◆ Data ◆
----
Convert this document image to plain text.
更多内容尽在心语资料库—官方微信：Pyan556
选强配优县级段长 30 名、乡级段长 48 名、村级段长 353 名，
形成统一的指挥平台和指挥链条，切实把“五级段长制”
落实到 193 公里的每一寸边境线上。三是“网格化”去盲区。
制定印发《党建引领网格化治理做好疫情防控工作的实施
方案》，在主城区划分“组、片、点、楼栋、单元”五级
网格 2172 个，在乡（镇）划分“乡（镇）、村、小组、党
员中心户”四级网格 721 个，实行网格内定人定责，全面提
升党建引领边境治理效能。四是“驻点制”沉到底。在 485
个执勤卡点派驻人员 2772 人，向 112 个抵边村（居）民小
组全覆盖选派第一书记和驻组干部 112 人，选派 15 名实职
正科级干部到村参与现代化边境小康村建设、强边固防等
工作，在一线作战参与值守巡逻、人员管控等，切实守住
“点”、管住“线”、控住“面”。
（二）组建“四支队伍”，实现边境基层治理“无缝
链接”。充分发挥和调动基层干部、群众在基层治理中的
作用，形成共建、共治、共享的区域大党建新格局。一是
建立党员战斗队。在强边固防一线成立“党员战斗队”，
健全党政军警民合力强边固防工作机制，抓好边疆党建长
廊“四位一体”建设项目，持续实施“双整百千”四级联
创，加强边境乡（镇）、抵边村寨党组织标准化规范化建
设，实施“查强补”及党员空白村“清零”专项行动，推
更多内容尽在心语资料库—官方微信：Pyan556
----
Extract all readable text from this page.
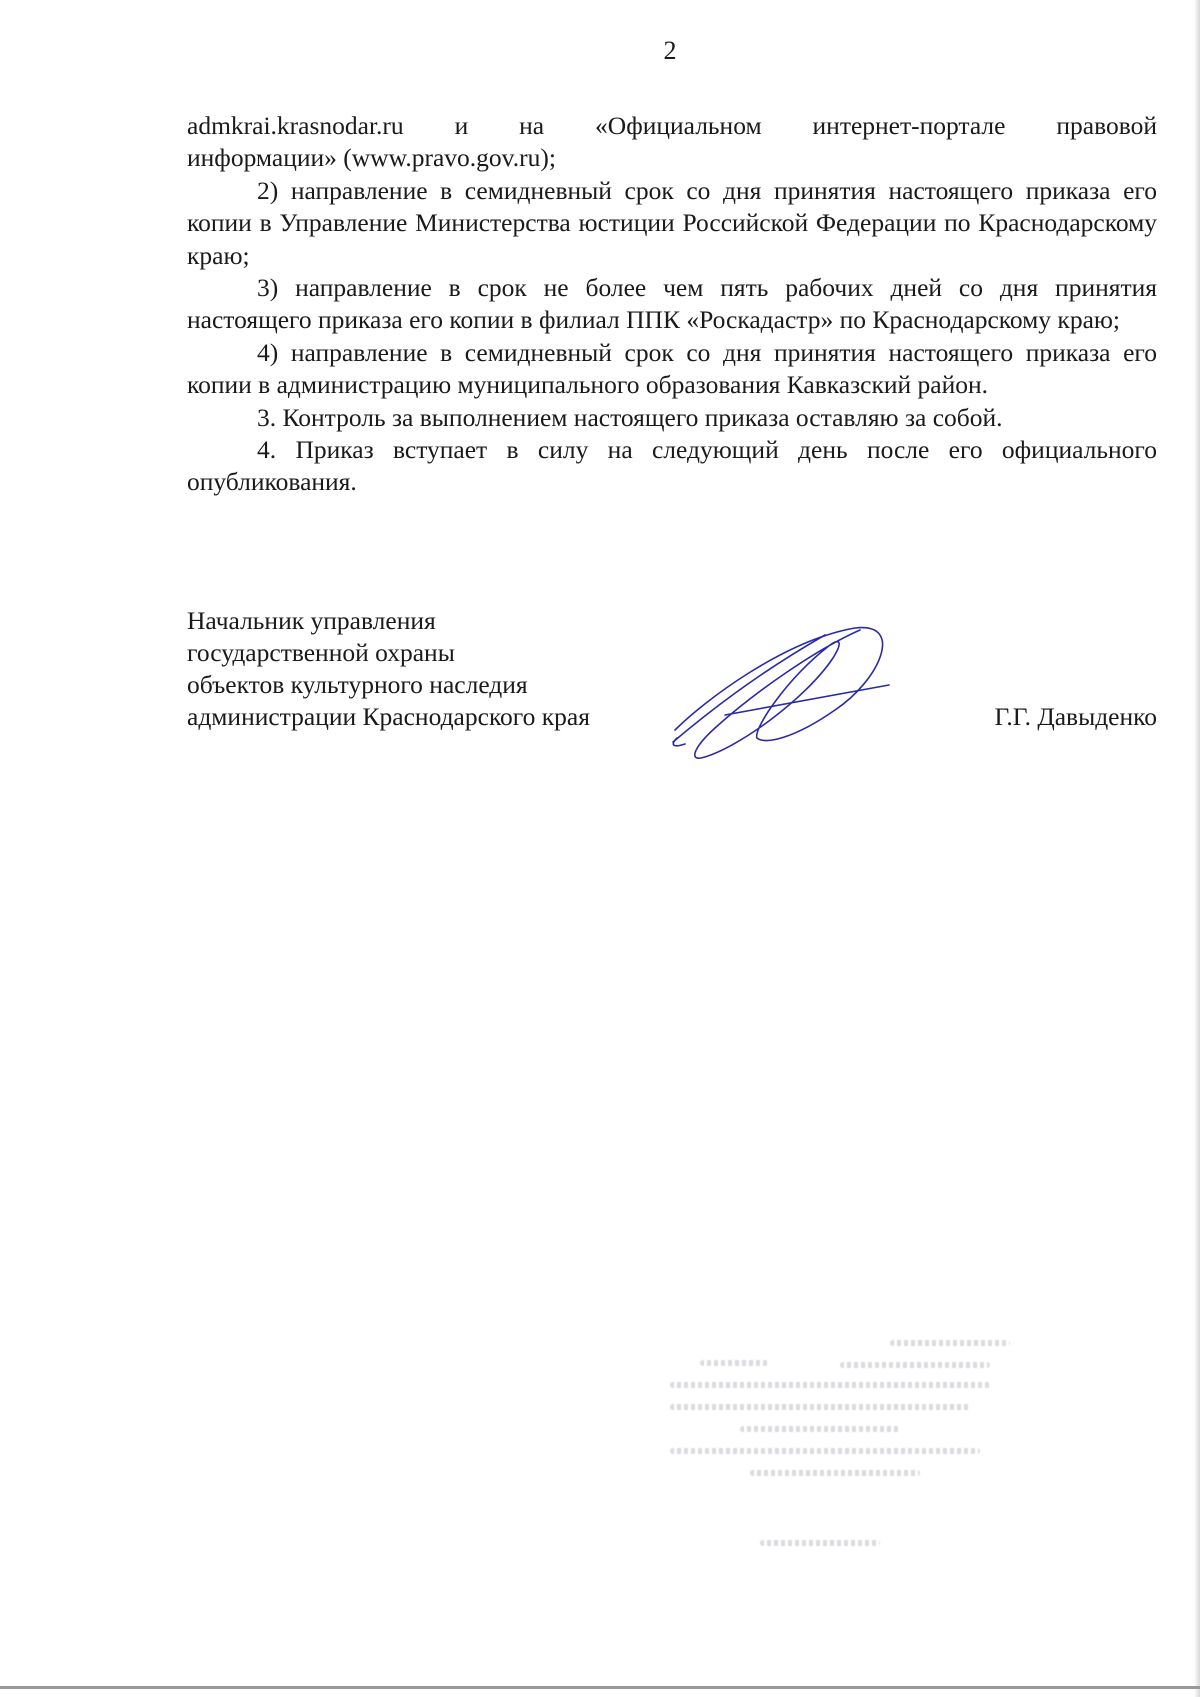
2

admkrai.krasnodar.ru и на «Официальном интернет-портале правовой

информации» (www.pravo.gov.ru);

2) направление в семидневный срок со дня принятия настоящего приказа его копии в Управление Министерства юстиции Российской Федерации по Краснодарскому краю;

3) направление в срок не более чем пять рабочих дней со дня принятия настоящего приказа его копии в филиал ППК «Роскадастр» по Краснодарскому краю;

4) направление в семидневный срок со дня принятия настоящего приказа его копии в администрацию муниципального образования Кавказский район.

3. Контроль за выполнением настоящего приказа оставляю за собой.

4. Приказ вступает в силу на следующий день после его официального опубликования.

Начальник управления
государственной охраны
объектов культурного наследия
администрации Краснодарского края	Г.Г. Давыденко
----
◆ Direction ◆
Scan the listing above for the word "краю" and copy every line that holds it.

◆ Exercise answer ◆
2) направление в семидневный срок со дня принятия настоящего приказа его копии в Управление Министерства юстиции Российской Федерации по Краснодарскому краю;
3) направление в срок не более чем пять рабочих дней со дня принятия настоящего приказа его копии в филиал ППК «Роскадастр» по Краснодарскому краю;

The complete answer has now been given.